* Given problem: Find the number of lines below in which the word "JSON" appears, and write that number only.

[begin Given information]

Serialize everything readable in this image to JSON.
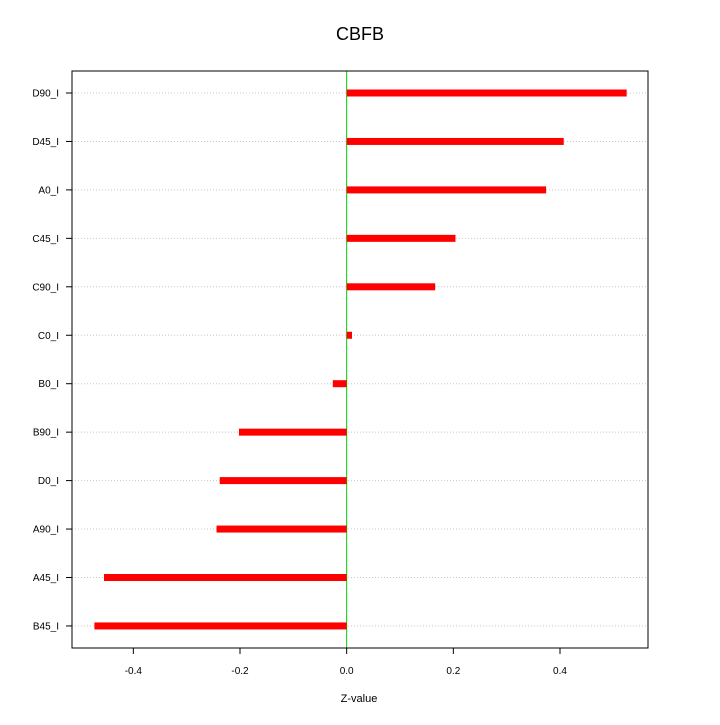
{
  "chart_data": {
    "type": "bar",
    "orientation": "horizontal",
    "title": "CBFB",
    "xlabel": "Z-value",
    "ylabel": "",
    "categories": [
      "D90_I",
      "D45_I",
      "A0_I",
      "C45_I",
      "C90_I",
      "C0_I",
      "B0_I",
      "B90_I",
      "D0_I",
      "A90_I",
      "A45_I",
      "B45_I"
    ],
    "values": [
      0.525,
      0.407,
      0.374,
      0.204,
      0.166,
      0.01,
      -0.026,
      -0.202,
      -0.238,
      -0.244,
      -0.455,
      -0.473
    ],
    "xlim": [
      -0.515,
      0.565
    ],
    "xticks": [
      -0.4,
      -0.2,
      0.0,
      0.2,
      0.4
    ],
    "xtick_labels": [
      "-0.4",
      "-0.2",
      "0.0",
      "0.2",
      "0.4"
    ],
    "reference_line": 0,
    "grid": "horizontal-dotted",
    "colors": {
      "bar": "#ff0000",
      "zero_line": "#00cc00",
      "grid": "#c8c8c8",
      "axis": "#000000"
    }
  }
}
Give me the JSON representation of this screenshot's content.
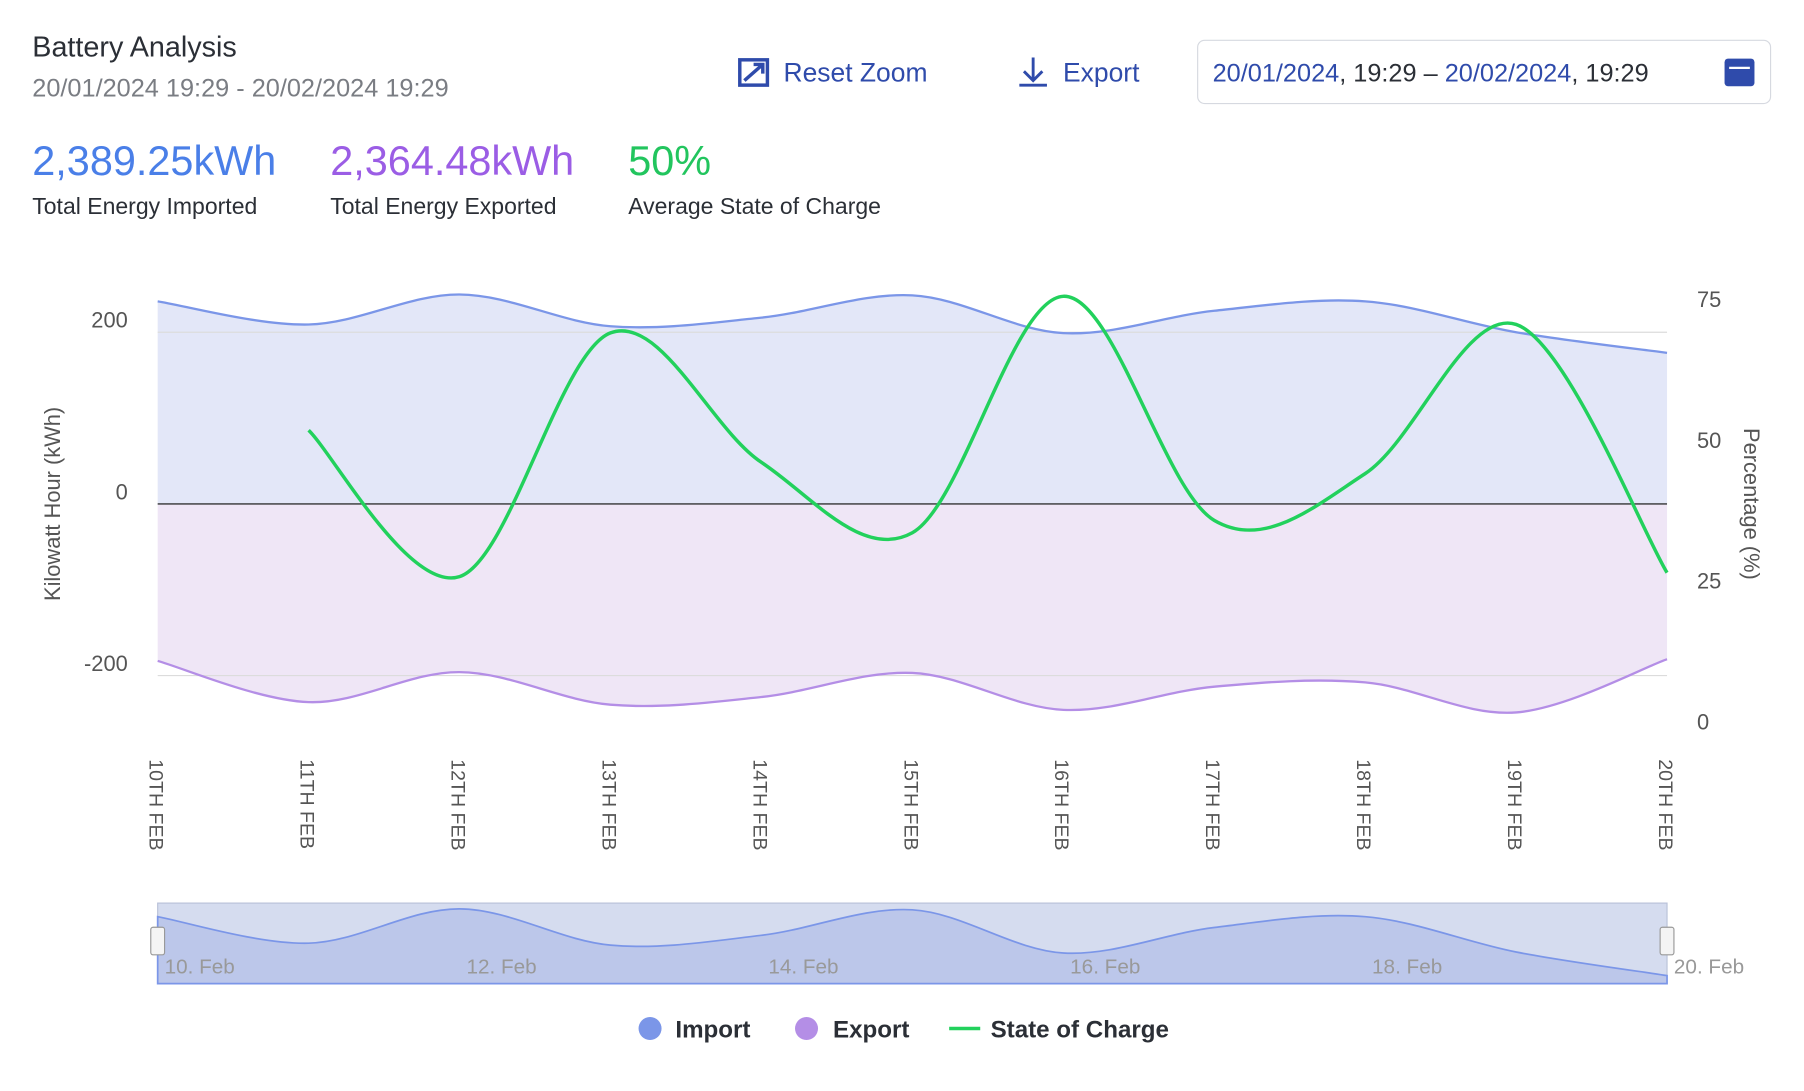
{
  "header": {
    "title": "Battery Analysis",
    "subtitle": "20/01/2024 19:29 - 20/02/2024 19:29",
    "reset_zoom": "Reset Zoom",
    "export": "Export",
    "date_range": {
      "start_date": "20/01/2024",
      "start_time": ", 19:29 – ",
      "end_date": "20/02/2024",
      "end_time": ", 19:29"
    }
  },
  "stats": [
    {
      "value": "2,389.25kWh",
      "label": "Total Energy Imported"
    },
    {
      "value": "2,364.48kWh",
      "label": "Total Energy Exported"
    },
    {
      "value": "50%",
      "label": "Average State of Charge"
    }
  ],
  "chart_data": {
    "type": "area-line",
    "ylabel": "Kilowatt Hour (kWh)",
    "y2label": "Percentage (%)",
    "categories": [
      "10TH FEB",
      "11TH FEB",
      "12TH FEB",
      "13TH FEB",
      "14TH FEB",
      "15TH FEB",
      "16TH FEB",
      "17TH FEB",
      "18TH FEB",
      "19TH FEB",
      "20TH FEB"
    ],
    "ylim": [
      -250,
      250
    ],
    "yticks": [
      -200,
      0,
      200
    ],
    "y2lim": [
      0,
      75
    ],
    "y2ticks": [
      0,
      25,
      50,
      75
    ],
    "legend": "bottom",
    "series": [
      {
        "name": "Import",
        "color": "#7b96e8",
        "fill": "#e3e7f8",
        "values": [
          236,
          209,
          244,
          207,
          217,
          243,
          199,
          225,
          236,
          200,
          176
        ]
      },
      {
        "name": "Export",
        "color": "#b48ee6",
        "fill": "#efe6f6",
        "values": [
          -183,
          -231,
          -196,
          -234,
          -225,
          -197,
          -240,
          -213,
          -208,
          -243,
          -181
        ]
      },
      {
        "name": "State of Charge",
        "color": "#22d15c",
        "axis": "y2",
        "values": [
          null,
          51.7,
          25.7,
          69,
          46,
          33.5,
          75.5,
          35.7,
          44,
          70.5,
          26.4
        ]
      }
    ],
    "navigator": {
      "labels": [
        "10. Feb",
        "12. Feb",
        "14. Feb",
        "16. Feb",
        "18. Feb",
        "20. Feb"
      ]
    }
  }
}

[end Given information]

* Complete response: 2